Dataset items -

╭──

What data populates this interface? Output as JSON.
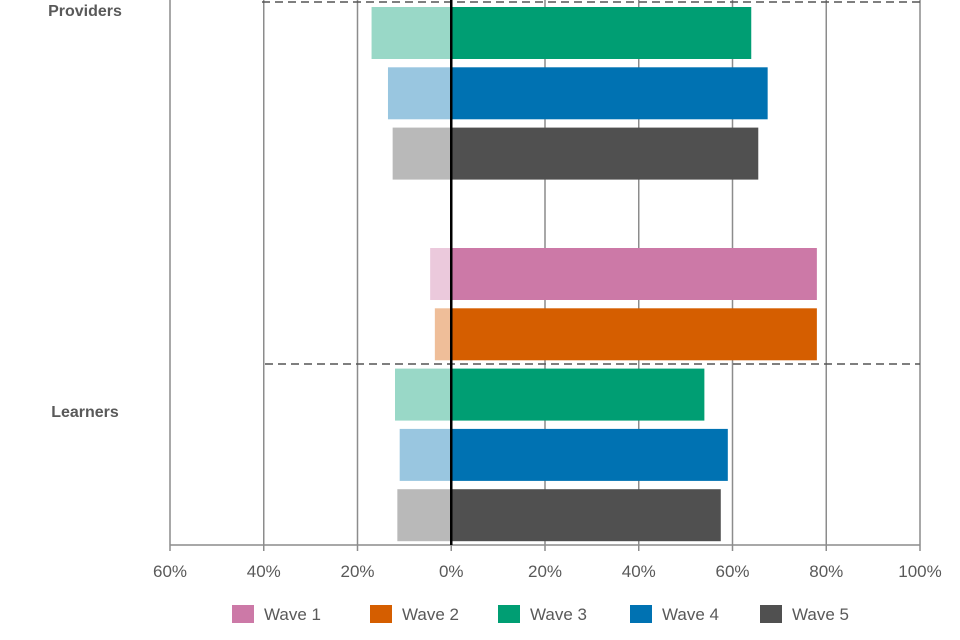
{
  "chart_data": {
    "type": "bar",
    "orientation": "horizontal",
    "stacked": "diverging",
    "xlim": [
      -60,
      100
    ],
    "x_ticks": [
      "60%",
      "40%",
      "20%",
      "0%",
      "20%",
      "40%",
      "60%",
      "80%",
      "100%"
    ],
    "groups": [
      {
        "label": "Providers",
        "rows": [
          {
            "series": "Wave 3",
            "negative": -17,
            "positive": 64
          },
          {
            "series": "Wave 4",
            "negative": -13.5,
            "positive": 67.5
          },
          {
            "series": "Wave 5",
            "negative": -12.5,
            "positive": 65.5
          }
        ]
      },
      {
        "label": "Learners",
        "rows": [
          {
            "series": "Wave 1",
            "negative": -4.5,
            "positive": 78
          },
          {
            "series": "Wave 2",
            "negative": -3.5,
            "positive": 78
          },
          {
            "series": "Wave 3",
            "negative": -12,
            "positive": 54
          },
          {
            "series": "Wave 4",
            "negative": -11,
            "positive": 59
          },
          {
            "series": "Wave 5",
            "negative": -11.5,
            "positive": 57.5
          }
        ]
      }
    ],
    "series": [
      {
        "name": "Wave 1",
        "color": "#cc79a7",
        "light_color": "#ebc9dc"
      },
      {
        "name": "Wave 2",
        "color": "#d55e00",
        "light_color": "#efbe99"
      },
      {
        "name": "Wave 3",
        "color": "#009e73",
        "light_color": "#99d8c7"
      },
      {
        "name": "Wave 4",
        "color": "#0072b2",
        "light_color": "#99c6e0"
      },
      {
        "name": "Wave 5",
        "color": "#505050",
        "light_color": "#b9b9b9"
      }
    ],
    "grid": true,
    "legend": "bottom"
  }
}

╰──
╭──

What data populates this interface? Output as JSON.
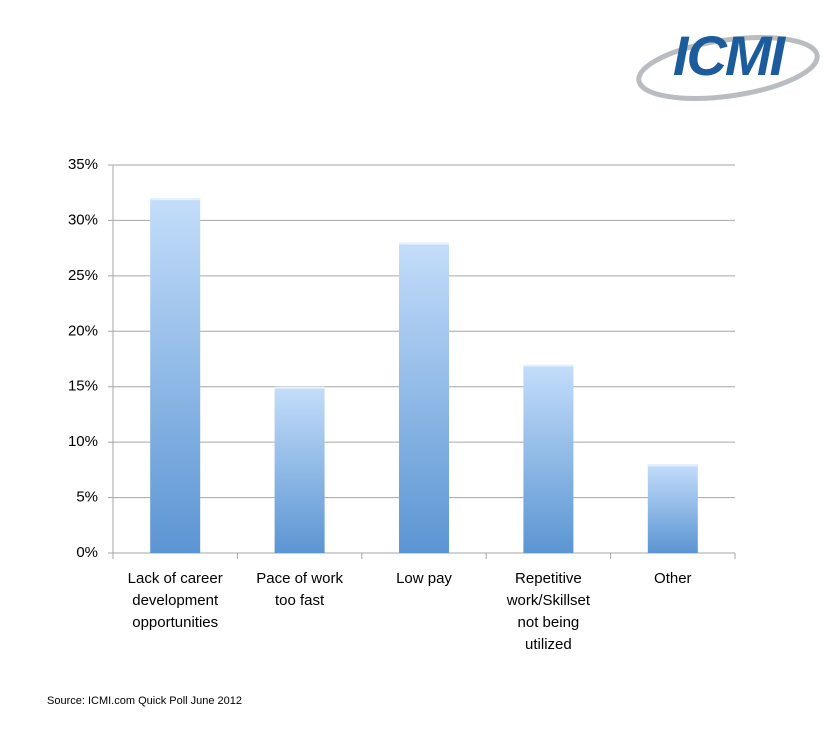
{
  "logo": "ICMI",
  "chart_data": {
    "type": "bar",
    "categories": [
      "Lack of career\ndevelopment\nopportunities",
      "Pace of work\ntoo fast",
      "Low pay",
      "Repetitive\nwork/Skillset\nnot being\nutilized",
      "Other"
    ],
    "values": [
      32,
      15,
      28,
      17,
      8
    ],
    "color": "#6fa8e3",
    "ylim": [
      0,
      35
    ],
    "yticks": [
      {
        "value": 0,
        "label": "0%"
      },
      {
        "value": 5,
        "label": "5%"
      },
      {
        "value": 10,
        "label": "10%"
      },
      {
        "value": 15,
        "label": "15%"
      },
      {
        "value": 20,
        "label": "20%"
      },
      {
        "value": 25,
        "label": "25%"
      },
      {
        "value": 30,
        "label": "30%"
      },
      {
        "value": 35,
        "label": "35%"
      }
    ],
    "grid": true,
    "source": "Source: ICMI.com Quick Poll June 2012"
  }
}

╰──

Requirements - Find and copy each line above that includes the string "ICMI".

Task solution -
  "logo": "ICMI",
    "source": "Source: ICMI.com Quick Poll June 2012"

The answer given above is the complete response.